::: Extracted information

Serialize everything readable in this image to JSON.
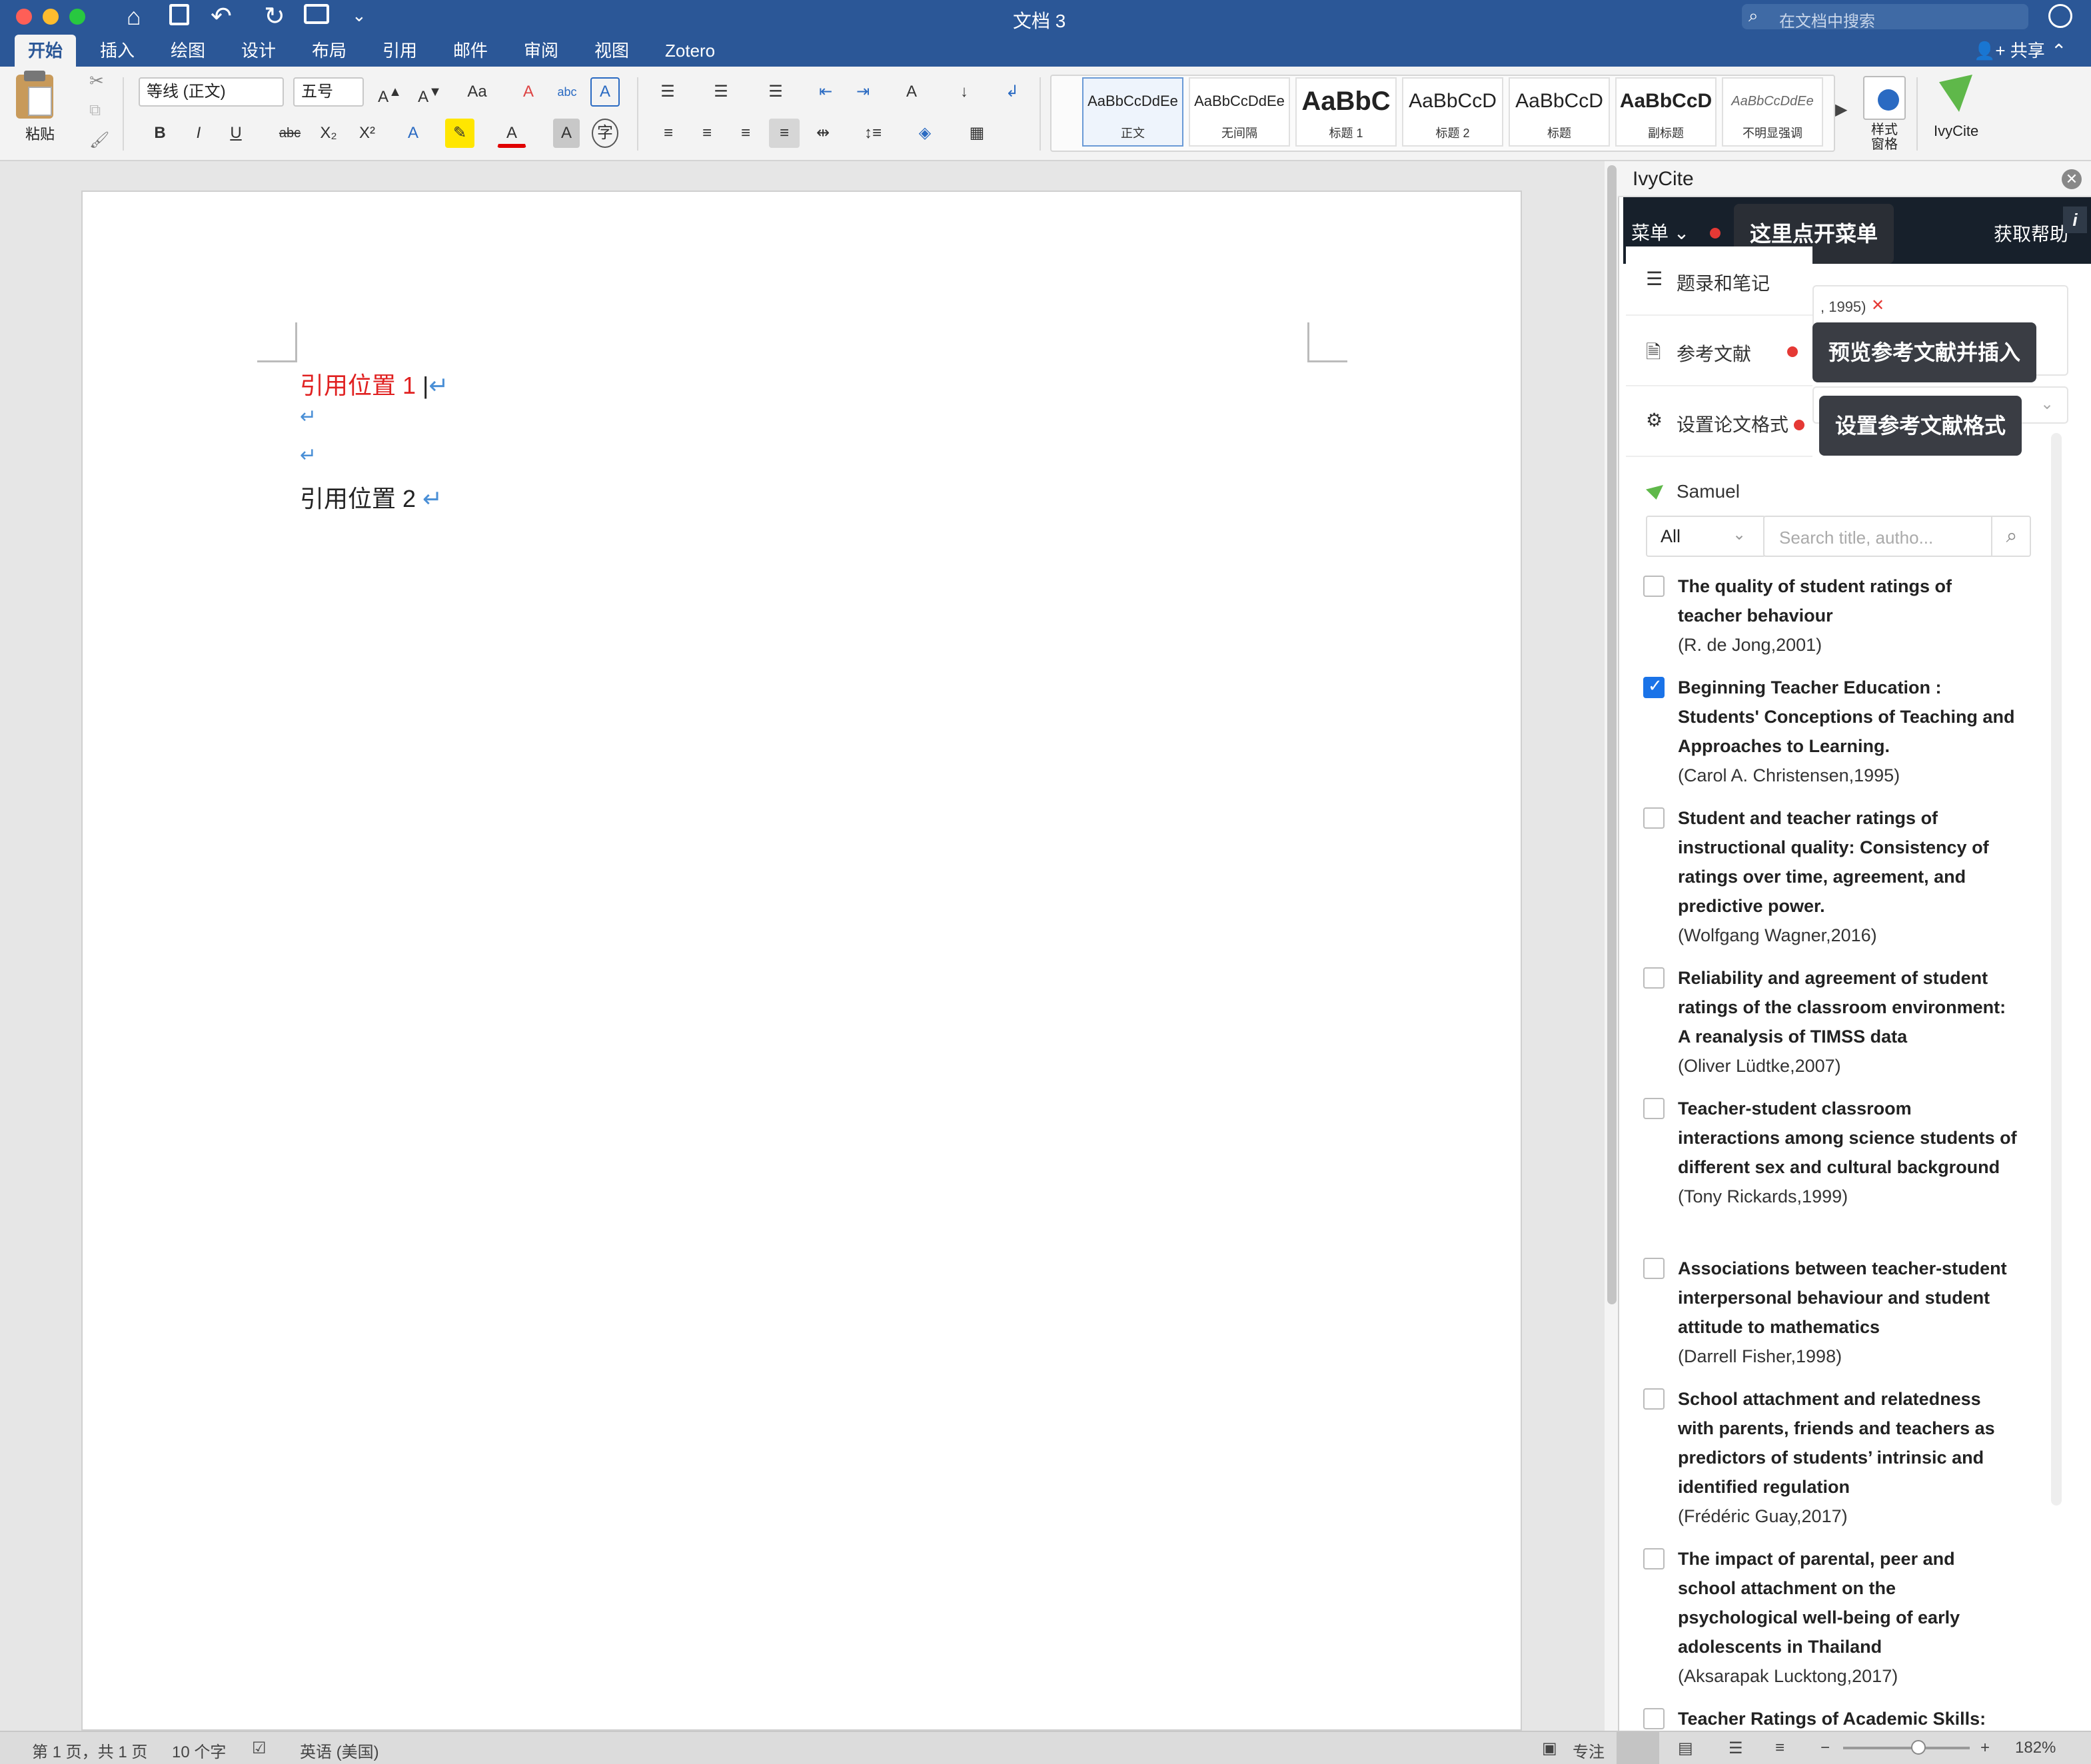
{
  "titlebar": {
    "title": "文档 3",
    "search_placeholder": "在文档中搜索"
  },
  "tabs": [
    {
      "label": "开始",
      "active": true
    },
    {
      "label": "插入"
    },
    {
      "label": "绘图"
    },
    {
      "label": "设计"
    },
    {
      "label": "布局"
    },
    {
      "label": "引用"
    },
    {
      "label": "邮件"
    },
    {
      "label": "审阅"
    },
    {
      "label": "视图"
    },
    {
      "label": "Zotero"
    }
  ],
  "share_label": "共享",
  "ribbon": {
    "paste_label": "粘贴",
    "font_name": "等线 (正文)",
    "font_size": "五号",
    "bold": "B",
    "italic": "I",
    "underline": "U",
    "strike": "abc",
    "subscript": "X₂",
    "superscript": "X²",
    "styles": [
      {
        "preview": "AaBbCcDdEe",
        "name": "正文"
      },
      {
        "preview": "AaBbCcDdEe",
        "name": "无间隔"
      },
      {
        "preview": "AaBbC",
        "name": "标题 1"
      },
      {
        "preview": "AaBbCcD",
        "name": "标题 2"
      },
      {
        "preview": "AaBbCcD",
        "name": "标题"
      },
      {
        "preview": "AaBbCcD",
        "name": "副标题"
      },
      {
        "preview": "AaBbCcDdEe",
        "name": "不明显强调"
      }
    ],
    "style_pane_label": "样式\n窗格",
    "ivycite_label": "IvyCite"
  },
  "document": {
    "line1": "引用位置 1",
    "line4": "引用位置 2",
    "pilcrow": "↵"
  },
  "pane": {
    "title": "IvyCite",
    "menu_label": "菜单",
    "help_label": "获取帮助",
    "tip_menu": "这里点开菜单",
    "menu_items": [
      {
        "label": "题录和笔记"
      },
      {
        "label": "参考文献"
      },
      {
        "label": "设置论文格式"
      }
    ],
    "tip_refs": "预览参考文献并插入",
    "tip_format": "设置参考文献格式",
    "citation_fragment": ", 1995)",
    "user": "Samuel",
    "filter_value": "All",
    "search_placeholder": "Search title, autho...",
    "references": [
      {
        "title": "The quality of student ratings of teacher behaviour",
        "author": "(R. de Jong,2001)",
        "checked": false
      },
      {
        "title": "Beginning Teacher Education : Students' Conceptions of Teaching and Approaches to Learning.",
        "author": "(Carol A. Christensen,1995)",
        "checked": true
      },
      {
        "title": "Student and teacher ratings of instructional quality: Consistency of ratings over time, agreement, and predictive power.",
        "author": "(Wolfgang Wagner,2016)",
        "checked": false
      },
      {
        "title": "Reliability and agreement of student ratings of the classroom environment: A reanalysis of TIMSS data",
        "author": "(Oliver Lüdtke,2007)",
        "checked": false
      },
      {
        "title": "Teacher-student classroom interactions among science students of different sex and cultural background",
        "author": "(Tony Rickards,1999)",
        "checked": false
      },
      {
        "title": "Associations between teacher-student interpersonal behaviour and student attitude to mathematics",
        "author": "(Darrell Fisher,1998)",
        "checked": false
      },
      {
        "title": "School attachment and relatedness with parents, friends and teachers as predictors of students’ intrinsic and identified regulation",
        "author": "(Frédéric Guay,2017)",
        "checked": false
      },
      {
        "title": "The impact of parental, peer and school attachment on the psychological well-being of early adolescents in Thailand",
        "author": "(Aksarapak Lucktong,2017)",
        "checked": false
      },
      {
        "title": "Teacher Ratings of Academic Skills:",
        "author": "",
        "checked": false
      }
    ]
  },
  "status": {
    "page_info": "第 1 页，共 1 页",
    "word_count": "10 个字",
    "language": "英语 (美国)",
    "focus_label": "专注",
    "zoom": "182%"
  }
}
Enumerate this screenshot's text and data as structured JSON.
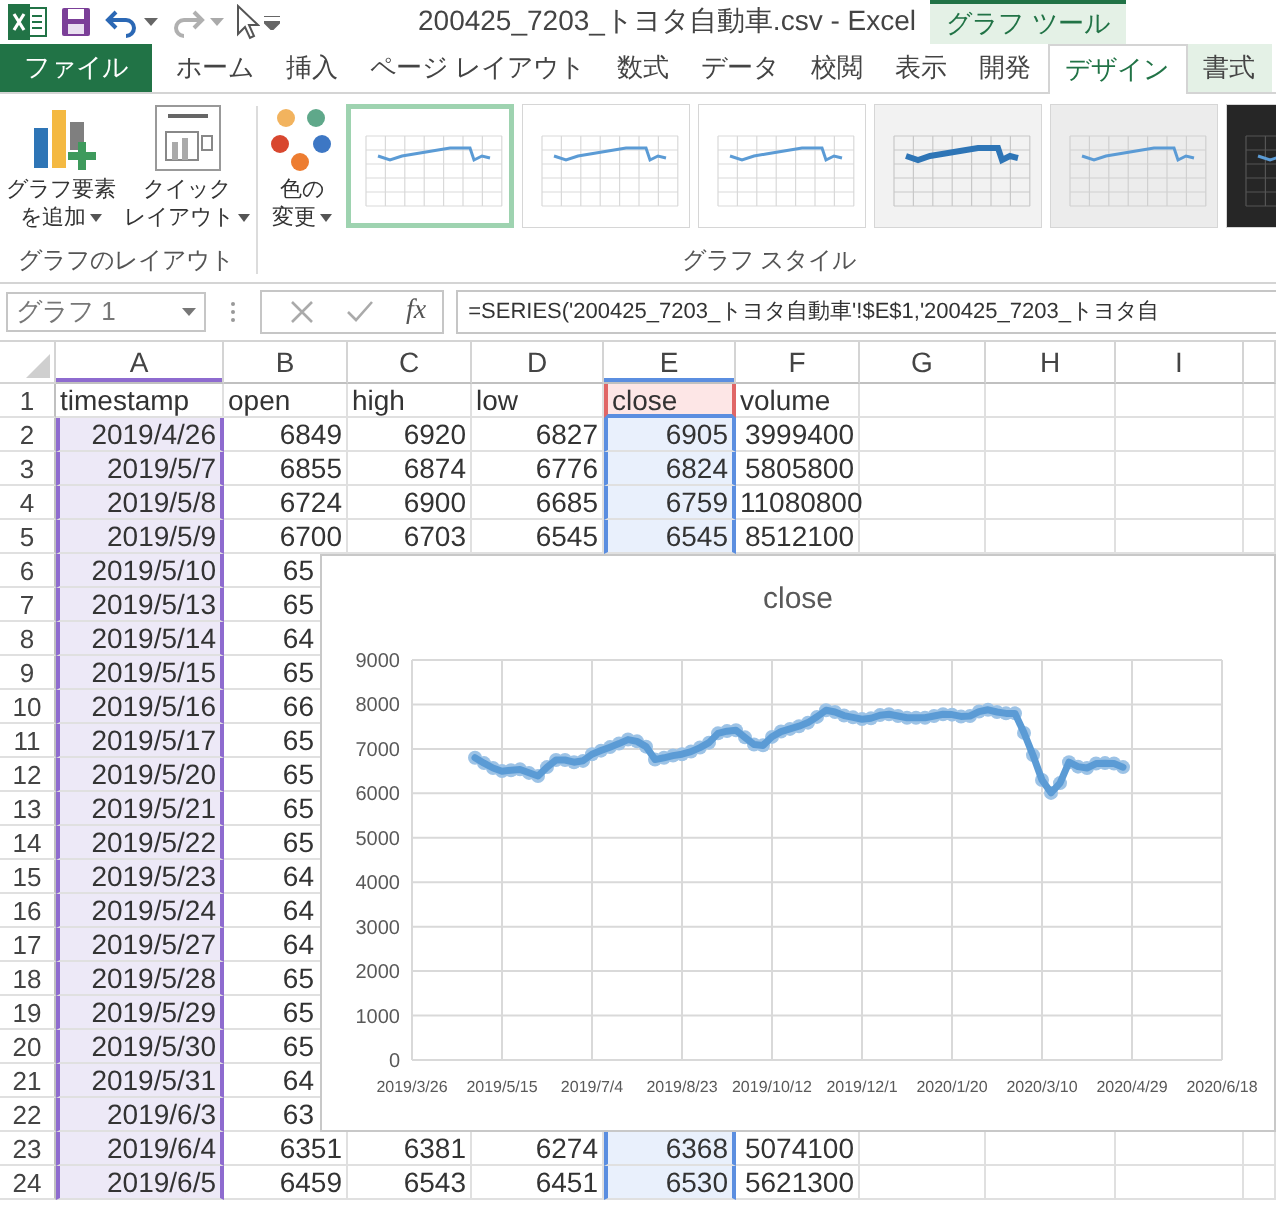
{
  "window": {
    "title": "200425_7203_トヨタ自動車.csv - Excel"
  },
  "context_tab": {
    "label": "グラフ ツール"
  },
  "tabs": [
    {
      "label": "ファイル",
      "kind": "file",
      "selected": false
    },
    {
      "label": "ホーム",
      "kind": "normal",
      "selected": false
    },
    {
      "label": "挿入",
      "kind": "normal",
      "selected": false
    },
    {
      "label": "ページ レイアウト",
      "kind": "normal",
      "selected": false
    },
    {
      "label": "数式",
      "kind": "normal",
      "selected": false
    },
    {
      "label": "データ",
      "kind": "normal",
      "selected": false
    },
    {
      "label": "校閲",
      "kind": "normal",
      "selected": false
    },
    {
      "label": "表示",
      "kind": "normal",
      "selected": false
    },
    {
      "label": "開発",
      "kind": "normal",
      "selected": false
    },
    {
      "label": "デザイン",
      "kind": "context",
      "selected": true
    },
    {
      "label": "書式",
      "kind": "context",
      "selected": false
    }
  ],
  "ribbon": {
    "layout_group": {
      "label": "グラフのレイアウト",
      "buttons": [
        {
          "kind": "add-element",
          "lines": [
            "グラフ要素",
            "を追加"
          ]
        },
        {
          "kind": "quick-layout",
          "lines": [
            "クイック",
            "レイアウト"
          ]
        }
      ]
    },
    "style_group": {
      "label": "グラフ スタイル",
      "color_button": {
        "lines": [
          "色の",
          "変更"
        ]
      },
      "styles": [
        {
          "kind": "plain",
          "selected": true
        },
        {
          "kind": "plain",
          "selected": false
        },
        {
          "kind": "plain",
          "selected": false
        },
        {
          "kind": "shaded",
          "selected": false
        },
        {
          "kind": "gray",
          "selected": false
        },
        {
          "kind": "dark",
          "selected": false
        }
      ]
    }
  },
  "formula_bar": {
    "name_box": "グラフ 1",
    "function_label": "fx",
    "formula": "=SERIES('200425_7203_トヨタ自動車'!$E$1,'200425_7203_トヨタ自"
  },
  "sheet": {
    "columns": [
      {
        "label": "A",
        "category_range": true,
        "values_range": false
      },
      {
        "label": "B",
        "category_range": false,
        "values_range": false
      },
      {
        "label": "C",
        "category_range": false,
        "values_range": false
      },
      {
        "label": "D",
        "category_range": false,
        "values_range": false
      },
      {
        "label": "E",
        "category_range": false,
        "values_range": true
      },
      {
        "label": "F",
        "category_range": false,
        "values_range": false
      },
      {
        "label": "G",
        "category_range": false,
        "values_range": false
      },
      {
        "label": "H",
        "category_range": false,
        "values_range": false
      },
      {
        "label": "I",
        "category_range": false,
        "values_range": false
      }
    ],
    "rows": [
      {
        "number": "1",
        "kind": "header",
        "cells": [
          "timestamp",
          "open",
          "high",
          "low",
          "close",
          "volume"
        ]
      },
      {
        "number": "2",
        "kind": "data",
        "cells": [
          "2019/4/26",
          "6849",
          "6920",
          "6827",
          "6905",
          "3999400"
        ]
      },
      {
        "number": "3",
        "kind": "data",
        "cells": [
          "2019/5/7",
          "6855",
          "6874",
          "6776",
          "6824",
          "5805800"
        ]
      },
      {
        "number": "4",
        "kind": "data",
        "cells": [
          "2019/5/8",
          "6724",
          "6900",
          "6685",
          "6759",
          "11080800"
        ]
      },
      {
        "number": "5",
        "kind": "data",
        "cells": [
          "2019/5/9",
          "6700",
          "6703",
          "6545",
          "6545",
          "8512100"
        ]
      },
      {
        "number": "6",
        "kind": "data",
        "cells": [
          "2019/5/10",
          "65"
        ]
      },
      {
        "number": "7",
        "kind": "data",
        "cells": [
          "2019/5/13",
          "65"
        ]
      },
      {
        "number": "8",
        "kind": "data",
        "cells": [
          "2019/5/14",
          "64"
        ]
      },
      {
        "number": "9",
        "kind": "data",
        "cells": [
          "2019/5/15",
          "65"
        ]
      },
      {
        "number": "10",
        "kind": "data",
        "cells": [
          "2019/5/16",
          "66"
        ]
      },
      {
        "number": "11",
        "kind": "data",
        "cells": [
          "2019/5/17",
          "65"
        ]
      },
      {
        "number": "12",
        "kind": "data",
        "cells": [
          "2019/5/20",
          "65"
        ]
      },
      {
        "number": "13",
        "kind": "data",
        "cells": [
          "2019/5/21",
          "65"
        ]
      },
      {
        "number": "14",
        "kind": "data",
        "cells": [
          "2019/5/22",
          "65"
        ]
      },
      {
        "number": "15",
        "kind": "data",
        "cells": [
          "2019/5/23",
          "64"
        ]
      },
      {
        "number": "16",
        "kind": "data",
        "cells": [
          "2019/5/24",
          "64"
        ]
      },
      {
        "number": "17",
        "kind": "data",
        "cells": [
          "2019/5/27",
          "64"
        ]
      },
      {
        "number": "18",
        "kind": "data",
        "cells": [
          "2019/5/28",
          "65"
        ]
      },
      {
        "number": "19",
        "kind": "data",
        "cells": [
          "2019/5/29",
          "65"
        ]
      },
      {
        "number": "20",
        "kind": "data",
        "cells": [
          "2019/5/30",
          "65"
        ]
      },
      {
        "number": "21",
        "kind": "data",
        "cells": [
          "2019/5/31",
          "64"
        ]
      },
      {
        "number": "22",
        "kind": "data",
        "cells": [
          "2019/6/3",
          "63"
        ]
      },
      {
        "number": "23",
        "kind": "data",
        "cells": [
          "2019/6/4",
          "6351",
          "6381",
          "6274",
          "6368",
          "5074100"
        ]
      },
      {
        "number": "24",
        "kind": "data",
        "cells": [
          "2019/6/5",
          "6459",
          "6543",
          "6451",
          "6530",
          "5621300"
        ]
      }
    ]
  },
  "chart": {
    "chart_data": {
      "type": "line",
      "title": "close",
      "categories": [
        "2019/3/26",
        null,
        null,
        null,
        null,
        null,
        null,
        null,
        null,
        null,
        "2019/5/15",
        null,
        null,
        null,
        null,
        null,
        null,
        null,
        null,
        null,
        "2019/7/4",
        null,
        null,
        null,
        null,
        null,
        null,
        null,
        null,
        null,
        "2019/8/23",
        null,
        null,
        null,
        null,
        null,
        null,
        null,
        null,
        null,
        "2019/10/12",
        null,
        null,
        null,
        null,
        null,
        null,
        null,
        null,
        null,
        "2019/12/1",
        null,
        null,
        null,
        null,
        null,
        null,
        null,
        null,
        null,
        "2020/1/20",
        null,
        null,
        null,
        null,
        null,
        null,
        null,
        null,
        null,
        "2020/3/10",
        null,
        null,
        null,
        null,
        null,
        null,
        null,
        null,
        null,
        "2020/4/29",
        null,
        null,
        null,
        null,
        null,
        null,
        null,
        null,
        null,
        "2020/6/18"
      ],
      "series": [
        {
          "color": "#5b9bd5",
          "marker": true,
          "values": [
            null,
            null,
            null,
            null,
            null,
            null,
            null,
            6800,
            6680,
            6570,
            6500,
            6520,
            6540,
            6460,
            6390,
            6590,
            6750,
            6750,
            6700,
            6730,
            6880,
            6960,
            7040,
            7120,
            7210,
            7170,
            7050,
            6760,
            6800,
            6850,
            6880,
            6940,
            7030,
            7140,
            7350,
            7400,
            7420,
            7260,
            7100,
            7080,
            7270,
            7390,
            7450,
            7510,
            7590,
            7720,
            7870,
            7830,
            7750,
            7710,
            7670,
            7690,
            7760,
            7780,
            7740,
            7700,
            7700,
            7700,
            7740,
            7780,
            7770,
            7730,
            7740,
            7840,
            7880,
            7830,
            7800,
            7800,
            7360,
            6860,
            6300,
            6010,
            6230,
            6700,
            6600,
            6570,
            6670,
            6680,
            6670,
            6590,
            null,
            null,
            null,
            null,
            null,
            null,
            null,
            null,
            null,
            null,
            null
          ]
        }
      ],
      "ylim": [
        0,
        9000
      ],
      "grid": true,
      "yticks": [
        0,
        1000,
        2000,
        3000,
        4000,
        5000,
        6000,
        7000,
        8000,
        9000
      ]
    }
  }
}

::::::

◆ **Given problem**
Each line holding "IvyCite" must be found and copied.

◆ **Solved problem**
    "ivycite_label": "IvyCite"
    "title": "IvyCite",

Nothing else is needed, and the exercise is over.